TO BE DONE:
Give the count of lines containing the string "minutes", with no other output.

(Records from a data collection)
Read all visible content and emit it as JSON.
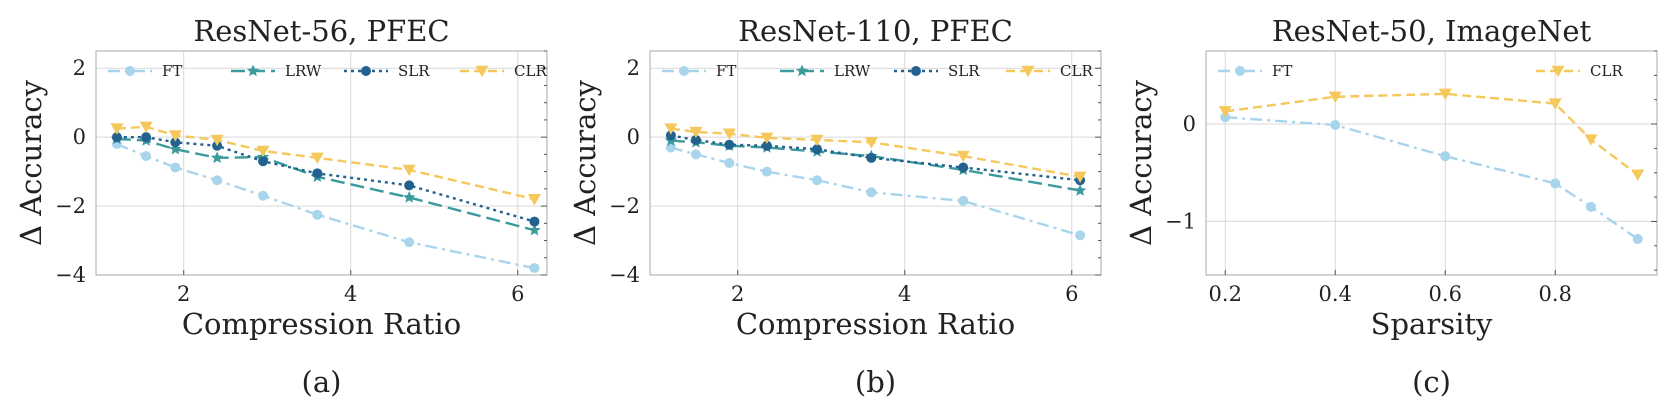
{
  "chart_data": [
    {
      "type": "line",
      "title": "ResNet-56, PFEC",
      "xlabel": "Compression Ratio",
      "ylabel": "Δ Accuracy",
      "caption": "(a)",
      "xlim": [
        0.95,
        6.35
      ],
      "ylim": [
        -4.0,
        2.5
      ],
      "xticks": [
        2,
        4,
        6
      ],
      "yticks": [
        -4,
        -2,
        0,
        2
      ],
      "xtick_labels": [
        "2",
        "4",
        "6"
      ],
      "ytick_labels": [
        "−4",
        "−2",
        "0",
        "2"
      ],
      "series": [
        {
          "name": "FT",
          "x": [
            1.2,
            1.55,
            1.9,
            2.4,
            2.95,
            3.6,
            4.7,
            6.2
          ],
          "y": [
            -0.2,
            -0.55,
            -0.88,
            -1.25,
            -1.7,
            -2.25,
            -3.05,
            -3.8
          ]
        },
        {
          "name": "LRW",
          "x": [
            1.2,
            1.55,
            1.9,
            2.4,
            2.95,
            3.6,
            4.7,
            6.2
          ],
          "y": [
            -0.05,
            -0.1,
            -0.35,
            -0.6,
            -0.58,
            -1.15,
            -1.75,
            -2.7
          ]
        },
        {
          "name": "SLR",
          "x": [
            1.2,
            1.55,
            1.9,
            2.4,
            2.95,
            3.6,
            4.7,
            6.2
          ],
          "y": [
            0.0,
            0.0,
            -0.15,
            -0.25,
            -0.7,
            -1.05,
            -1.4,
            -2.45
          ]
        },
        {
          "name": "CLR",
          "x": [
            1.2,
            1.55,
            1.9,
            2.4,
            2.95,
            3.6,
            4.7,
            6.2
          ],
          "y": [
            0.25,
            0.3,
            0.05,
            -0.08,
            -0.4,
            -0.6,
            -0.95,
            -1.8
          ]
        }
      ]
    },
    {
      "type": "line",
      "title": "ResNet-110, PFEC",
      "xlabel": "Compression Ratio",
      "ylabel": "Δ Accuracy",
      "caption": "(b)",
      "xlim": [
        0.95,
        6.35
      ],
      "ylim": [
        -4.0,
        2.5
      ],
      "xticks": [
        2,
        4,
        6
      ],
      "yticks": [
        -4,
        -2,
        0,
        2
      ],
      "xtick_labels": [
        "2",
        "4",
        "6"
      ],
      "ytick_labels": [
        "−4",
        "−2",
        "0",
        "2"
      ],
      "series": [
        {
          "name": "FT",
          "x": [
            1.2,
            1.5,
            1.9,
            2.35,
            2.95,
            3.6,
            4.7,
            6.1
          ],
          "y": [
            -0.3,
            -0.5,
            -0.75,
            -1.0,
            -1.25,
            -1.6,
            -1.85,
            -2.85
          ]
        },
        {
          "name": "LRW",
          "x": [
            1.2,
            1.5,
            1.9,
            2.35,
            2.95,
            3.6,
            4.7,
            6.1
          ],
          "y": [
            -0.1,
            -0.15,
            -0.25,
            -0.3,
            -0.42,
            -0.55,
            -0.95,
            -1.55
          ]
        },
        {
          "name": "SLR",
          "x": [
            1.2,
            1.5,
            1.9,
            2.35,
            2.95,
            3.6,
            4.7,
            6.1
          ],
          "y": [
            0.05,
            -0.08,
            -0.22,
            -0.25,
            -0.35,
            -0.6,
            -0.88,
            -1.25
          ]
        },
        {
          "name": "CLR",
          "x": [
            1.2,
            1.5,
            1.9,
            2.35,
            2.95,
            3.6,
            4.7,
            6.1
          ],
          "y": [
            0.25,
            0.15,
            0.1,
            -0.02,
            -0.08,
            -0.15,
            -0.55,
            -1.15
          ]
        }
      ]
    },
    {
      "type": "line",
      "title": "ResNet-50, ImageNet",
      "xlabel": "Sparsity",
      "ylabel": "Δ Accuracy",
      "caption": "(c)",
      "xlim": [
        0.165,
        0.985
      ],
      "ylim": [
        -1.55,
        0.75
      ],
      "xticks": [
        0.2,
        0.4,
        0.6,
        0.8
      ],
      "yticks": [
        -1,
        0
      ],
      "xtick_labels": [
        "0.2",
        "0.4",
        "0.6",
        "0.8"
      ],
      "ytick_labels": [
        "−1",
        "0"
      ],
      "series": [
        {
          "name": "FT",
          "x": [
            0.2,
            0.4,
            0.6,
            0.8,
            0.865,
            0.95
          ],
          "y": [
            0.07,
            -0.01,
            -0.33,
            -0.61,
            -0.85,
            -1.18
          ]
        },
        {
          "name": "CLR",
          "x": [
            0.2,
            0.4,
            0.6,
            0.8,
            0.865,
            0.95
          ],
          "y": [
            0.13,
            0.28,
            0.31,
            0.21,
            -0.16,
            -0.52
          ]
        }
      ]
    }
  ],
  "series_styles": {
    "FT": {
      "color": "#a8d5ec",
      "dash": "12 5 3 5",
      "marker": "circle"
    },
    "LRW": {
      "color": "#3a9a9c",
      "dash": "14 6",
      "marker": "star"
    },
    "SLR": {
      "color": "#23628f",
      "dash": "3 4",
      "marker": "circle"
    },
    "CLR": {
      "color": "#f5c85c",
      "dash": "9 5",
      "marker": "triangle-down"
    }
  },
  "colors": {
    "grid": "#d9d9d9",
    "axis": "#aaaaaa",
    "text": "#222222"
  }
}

* * *

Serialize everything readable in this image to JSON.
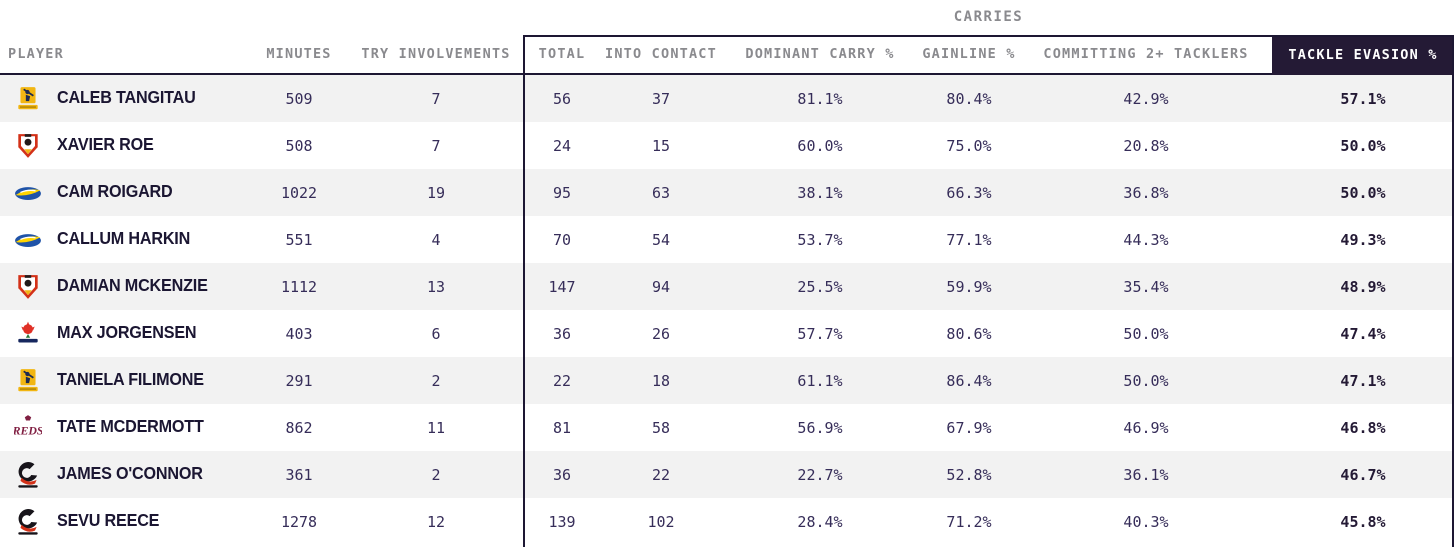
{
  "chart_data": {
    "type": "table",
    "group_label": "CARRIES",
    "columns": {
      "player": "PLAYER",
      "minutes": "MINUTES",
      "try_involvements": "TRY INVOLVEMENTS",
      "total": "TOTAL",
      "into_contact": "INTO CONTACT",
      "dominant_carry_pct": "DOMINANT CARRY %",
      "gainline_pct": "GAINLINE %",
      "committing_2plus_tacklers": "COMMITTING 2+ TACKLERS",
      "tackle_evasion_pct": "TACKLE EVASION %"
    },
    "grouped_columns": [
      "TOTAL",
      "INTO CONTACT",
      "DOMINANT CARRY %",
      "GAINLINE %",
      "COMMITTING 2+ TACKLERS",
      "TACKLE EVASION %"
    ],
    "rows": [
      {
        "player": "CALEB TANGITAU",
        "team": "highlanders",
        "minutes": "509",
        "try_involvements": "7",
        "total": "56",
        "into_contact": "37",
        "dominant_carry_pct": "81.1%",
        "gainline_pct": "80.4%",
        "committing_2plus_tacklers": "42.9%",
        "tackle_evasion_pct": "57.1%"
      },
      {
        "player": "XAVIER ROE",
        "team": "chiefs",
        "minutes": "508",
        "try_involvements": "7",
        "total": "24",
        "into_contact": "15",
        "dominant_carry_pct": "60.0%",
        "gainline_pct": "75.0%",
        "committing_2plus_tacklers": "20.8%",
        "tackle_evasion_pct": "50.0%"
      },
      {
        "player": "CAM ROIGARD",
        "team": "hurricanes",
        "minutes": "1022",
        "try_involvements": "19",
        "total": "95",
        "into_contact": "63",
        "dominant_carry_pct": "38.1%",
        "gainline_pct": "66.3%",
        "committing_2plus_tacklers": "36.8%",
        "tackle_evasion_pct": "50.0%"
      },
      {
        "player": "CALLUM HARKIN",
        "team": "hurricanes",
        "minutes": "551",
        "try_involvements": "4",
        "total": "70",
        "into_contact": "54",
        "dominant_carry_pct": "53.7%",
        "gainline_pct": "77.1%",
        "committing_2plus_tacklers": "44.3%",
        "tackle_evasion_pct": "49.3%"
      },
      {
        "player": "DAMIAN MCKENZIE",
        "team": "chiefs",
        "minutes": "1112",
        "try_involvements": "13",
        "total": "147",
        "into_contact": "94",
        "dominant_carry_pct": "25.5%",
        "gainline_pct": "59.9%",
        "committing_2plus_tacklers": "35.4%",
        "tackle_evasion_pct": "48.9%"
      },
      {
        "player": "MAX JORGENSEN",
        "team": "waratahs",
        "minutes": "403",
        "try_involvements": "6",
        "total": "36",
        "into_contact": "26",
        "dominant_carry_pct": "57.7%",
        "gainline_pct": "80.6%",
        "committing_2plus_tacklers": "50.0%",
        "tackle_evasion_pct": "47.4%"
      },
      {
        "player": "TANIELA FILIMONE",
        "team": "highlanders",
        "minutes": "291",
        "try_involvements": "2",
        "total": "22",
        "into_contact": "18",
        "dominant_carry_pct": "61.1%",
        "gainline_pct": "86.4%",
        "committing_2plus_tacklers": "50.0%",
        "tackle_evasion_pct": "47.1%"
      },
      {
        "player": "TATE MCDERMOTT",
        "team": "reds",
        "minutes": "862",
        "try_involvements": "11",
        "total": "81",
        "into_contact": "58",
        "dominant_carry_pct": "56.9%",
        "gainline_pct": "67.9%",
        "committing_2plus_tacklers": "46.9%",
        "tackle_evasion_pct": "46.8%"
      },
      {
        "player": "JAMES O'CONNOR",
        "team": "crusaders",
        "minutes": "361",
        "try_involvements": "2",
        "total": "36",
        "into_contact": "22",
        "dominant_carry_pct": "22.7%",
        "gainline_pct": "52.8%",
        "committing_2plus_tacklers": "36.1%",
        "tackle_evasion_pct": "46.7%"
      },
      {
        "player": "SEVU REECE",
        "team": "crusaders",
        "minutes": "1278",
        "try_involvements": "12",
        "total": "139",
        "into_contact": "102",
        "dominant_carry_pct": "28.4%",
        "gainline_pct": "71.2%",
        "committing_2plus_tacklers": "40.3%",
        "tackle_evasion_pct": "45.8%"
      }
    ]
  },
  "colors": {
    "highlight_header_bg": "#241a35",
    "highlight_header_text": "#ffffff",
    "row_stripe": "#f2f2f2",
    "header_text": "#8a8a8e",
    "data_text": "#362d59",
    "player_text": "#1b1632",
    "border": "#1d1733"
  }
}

==

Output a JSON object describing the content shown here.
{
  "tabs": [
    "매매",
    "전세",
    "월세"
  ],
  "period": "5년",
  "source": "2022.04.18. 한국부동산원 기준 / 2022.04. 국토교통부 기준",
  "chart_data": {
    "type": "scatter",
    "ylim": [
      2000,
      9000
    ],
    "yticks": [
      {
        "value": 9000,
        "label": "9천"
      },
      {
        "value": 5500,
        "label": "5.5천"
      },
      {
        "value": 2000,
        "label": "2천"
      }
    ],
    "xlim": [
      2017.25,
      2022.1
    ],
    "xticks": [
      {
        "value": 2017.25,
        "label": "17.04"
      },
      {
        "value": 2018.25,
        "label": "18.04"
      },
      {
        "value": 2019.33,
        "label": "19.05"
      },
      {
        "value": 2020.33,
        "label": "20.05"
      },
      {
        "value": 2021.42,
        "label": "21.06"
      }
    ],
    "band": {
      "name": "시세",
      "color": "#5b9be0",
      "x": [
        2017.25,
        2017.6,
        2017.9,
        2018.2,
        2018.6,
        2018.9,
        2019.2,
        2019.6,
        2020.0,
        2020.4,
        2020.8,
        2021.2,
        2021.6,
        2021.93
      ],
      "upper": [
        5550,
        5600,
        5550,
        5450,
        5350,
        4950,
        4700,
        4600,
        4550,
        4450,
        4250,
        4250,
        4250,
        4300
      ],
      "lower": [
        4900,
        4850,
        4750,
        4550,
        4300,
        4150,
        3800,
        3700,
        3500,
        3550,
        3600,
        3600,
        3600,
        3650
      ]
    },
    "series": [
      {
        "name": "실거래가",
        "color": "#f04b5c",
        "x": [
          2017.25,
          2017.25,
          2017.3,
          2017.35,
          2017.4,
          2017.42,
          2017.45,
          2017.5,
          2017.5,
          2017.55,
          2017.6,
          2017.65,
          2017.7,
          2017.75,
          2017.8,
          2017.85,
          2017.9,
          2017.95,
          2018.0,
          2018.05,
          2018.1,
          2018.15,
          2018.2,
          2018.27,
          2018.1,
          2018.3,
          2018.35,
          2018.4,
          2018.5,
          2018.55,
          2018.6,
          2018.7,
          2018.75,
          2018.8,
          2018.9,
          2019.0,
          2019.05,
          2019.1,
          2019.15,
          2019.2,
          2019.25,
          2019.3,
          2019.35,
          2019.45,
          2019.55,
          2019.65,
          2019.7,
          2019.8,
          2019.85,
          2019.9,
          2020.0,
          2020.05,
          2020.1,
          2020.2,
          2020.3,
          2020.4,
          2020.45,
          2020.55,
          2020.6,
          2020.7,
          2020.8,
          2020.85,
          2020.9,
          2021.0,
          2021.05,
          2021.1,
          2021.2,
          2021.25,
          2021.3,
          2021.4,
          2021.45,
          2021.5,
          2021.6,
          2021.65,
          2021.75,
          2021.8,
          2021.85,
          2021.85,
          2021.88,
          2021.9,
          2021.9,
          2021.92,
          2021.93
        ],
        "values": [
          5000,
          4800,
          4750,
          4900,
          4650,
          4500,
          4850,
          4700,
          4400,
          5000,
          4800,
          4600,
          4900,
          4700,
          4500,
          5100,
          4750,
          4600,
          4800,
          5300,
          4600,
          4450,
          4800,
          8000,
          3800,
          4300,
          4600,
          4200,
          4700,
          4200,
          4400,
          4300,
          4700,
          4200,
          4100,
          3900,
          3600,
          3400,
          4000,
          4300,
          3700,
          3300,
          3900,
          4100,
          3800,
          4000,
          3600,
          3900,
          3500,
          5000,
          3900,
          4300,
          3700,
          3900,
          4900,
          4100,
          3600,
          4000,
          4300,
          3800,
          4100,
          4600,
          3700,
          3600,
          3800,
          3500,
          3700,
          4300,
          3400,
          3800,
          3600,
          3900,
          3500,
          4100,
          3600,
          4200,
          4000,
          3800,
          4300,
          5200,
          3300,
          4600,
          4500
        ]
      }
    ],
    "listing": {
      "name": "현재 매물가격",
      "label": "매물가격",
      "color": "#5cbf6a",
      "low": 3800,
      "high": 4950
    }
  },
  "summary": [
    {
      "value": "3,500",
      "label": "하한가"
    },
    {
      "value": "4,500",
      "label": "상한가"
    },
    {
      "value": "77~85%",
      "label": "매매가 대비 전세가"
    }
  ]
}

ANSWER IN FULL:
11